[START OF Stored records]
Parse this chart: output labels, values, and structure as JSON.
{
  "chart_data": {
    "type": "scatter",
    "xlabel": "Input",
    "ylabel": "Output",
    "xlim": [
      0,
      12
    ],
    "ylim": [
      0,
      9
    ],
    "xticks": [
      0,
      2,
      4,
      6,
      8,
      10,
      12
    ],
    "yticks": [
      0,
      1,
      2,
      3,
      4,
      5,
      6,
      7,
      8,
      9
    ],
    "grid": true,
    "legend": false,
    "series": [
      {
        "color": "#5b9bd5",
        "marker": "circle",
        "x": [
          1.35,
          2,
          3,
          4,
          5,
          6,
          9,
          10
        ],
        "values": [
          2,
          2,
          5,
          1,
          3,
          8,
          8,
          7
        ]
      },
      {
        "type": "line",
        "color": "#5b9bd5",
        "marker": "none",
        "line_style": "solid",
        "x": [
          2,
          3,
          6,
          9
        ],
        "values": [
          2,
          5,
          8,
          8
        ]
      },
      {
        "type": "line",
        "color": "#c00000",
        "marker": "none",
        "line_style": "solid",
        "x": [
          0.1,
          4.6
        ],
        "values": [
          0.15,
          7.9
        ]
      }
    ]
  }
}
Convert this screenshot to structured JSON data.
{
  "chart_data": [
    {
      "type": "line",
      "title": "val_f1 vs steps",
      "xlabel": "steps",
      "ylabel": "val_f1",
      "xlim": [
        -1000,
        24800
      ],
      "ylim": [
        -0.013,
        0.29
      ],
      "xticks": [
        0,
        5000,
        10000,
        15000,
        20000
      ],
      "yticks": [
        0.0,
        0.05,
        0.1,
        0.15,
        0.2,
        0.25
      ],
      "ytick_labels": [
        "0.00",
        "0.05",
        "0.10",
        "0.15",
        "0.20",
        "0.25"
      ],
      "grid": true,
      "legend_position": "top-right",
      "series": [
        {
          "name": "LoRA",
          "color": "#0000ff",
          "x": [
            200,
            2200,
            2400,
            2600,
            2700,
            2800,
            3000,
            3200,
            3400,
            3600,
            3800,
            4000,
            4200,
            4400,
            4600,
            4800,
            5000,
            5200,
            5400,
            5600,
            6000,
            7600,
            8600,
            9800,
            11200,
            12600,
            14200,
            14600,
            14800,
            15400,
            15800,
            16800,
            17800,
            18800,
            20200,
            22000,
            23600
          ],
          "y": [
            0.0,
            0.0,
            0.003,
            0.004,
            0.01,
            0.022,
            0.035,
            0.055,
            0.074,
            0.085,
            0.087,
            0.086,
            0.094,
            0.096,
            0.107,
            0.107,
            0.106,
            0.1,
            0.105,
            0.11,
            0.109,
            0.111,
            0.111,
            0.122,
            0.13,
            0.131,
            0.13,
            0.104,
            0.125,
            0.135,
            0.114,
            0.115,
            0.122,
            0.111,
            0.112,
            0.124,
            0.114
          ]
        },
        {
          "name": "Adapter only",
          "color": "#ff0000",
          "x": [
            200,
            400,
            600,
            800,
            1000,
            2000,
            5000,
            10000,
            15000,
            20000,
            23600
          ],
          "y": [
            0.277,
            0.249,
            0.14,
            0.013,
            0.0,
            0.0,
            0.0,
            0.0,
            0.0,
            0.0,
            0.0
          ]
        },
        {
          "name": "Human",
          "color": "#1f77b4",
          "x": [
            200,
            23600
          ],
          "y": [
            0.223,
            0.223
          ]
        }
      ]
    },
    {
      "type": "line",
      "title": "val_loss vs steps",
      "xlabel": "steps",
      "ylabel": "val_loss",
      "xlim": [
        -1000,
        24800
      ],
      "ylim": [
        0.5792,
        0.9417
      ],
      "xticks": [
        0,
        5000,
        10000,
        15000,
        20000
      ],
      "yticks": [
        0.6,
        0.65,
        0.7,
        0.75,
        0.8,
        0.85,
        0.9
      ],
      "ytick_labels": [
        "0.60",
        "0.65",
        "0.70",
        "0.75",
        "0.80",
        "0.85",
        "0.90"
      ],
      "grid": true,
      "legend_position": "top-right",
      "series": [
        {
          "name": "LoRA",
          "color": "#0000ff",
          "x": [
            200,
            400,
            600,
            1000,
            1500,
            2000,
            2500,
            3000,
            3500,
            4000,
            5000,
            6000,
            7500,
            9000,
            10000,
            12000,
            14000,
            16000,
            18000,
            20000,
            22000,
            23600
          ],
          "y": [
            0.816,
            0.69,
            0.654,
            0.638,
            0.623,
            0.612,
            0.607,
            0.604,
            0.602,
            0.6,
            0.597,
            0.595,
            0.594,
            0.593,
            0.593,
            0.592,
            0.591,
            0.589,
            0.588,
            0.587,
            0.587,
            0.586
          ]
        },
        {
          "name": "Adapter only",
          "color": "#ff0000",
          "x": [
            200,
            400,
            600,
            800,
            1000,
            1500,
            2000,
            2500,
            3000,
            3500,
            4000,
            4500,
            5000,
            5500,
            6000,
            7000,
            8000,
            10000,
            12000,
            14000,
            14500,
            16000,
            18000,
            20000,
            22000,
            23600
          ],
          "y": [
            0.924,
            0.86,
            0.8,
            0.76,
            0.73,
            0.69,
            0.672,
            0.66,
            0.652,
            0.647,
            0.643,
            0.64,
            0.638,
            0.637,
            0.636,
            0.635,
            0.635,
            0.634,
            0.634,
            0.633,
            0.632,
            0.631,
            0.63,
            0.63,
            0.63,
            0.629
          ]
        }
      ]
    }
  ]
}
[END OF Stored records]
■ **Problem description**: Extract all the entries word for word.

■ **Exercise response**:
Parse this chart: output labels, values, and structure as JSON.
{
  "chart_data": {
    "type": "scatter",
    "xlabel": "Input",
    "ylabel": "Output",
    "xlim": [
      0,
      12
    ],
    "ylim": [
      0,
      9
    ],
    "xticks": [
      0,
      2,
      4,
      6,
      8,
      10,
      12
    ],
    "yticks": [
      0,
      1,
      2,
      3,
      4,
      5,
      6,
      7,
      8,
      9
    ],
    "grid": true,
    "legend": false,
    "series": [
      {
        "color": "#5b9bd5",
        "marker": "circle",
        "x": [
          1.35,
          2,
          3,
          4,
          5,
          6,
          9,
          10
        ],
        "values": [
          2,
          2,
          5,
          1,
          3,
          8,
          8,
          7
        ]
      },
      {
        "type": "line",
        "color": "#5b9bd5",
        "marker": "none",
        "line_style": "solid",
        "x": [
          2,
          3,
          6,
          9
        ],
        "values": [
          2,
          5,
          8,
          8
        ]
      },
      {
        "type": "line",
        "color": "#c00000",
        "marker": "none",
        "line_style": "solid",
        "x": [
          0.1,
          4.6
        ],
        "values": [
          0.15,
          7.9
        ]
      }
    ]
  }
}
Convert this screenshot to structured JSON data.
{
  "chart_data": [
    {
      "type": "line",
      "title": "val_f1 vs steps",
      "xlabel": "steps",
      "ylabel": "val_f1",
      "xlim": [
        -1000,
        24800
      ],
      "ylim": [
        -0.013,
        0.29
      ],
      "xticks": [
        0,
        5000,
        10000,
        15000,
        20000
      ],
      "yticks": [
        0.0,
        0.05,
        0.1,
        0.15,
        0.2,
        0.25
      ],
      "ytick_labels": [
        "0.00",
        "0.05",
        "0.10",
        "0.15",
        "0.20",
        "0.25"
      ],
      "grid": true,
      "legend_position": "top-right",
      "series": [
        {
          "name": "LoRA",
          "color": "#0000ff",
          "x": [
            200,
            2200,
            2400,
            2600,
            2700,
            2800,
            3000,
            3200,
            3400,
            3600,
            3800,
            4000,
            4200,
            4400,
            4600,
            4800,
            5000,
            5200,
            5400,
            5600,
            6000,
            7600,
            8600,
            9800,
            11200,
            12600,
            14200,
            14600,
            14800,
            15400,
            15800,
            16800,
            17800,
            18800,
            20200,
            22000,
            23600
          ],
          "y": [
            0.0,
            0.0,
            0.003,
            0.004,
            0.01,
            0.022,
            0.035,
            0.055,
            0.074,
            0.085,
            0.087,
            0.086,
            0.094,
            0.096,
            0.107,
            0.107,
            0.106,
            0.1,
            0.105,
            0.11,
            0.109,
            0.111,
            0.111,
            0.122,
            0.13,
            0.131,
            0.13,
            0.104,
            0.125,
            0.135,
            0.114,
            0.115,
            0.122,
            0.111,
            0.112,
            0.124,
            0.114
          ]
        },
        {
          "name": "Adapter only",
          "color": "#ff0000",
          "x": [
            200,
            400,
            600,
            800,
            1000,
            2000,
            5000,
            10000,
            15000,
            20000,
            23600
          ],
          "y": [
            0.277,
            0.249,
            0.14,
            0.013,
            0.0,
            0.0,
            0.0,
            0.0,
            0.0,
            0.0,
            0.0
          ]
        },
        {
          "name": "Human",
          "color": "#1f77b4",
          "x": [
            200,
            23600
          ],
          "y": [
            0.223,
            0.223
          ]
        }
      ]
    },
    {
      "type": "line",
      "title": "val_loss vs steps",
      "xlabel": "steps",
      "ylabel": "val_loss",
      "xlim": [
        -1000,
        24800
      ],
      "ylim": [
        0.5792,
        0.9417
      ],
      "xticks": [
        0,
        5000,
        10000,
        15000,
        20000
      ],
      "yticks": [
        0.6,
        0.65,
        0.7,
        0.75,
        0.8,
        0.85,
        0.9
      ],
      "ytick_labels": [
        "0.60",
        "0.65",
        "0.70",
        "0.75",
        "0.80",
        "0.85",
        "0.90"
      ],
      "grid": true,
      "legend_position": "top-right",
      "series": [
        {
          "name": "LoRA",
          "color": "#0000ff",
          "x": [
            200,
            400,
            600,
            1000,
            1500,
            2000,
            2500,
            3000,
            3500,
            4000,
            5000,
            6000,
            7500,
            9000,
            10000,
            12000,
            14000,
            16000,
            18000,
            20000,
            22000,
            23600
          ],
          "y": [
            0.816,
            0.69,
            0.654,
            0.638,
            0.623,
            0.612,
            0.607,
            0.604,
            0.602,
            0.6,
            0.597,
            0.595,
            0.594,
            0.593,
            0.593,
            0.592,
            0.591,
            0.589,
            0.588,
            0.587,
            0.587,
            0.586
          ]
        },
        {
          "name": "Adapter only",
          "color": "#ff0000",
          "x": [
            200,
            400,
            600,
            800,
            1000,
            1500,
            2000,
            2500,
            3000,
            3500,
            4000,
            4500,
            5000,
            5500,
            6000,
            7000,
            8000,
            10000,
            12000,
            14000,
            14500,
            16000,
            18000,
            20000,
            22000,
            23600
          ],
          "y": [
            0.924,
            0.86,
            0.8,
            0.76,
            0.73,
            0.69,
            0.672,
            0.66,
            0.652,
            0.647,
            0.643,
            0.64,
            0.638,
            0.637,
            0.636,
            0.635,
            0.635,
            0.634,
            0.634,
            0.633,
            0.632,
            0.631,
            0.63,
            0.63,
            0.63,
            0.629
          ]
        }
      ]
    }
  ]
}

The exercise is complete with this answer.